■ PROBLEM
A faithful transcription of all the data is required.

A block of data
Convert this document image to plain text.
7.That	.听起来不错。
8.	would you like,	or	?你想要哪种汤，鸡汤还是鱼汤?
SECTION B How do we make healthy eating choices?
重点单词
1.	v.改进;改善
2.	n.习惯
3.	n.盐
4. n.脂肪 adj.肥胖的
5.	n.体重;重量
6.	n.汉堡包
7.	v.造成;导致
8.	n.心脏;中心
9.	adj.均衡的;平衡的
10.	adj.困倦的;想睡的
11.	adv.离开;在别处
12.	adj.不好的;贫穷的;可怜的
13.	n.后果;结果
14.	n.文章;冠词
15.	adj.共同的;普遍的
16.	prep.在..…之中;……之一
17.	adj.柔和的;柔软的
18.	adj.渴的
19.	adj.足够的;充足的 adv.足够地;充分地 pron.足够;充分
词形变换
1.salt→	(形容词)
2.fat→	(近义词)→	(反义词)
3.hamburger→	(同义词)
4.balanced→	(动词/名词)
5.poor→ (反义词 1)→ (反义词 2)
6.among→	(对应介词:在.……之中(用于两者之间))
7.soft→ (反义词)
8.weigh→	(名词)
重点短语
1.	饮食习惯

■ TASK OUTPUT
Convert this document image to plain text.
7.That	.听起来不错。
8.	would you like,	or	?你想要哪种汤，鸡汤还是鱼汤?
SECTION B How do we make healthy eating choices?
重点单词
1.	v.改进;改善
2.	n.习惯
3.	n.盐
4. n.脂肪 adj.肥胖的
5.	n.体重;重量
6.	n.汉堡包
7.	v.造成;导致
8.	n.心脏;中心
9.	adj.均衡的;平衡的
10.	adj.困倦的;想睡的
11.	adv.离开;在别处
12.	adj.不好的;贫穷的;可怜的
13.	n.后果;结果
14.	n.文章;冠词
15.	adj.共同的;普遍的
16.	prep.在..…之中;……之一
17.	adj.柔和的;柔软的
18.	adj.渴的
19.	adj.足够的;充足的 adv.足够地;充分地 pron.足够;充分
词形变换
1.salt→	(形容词)
2.fat→	(近义词)→	(反义词)
3.hamburger→	(同义词)
4.balanced→	(动词/名词)
5.poor→ (反义词 1)→ (反义词 2)
6.among→	(对应介词:在.……之中(用于两者之间))
7.soft→ (反义词)
8.weigh→	(名词)
重点短语
1.	饮食习惯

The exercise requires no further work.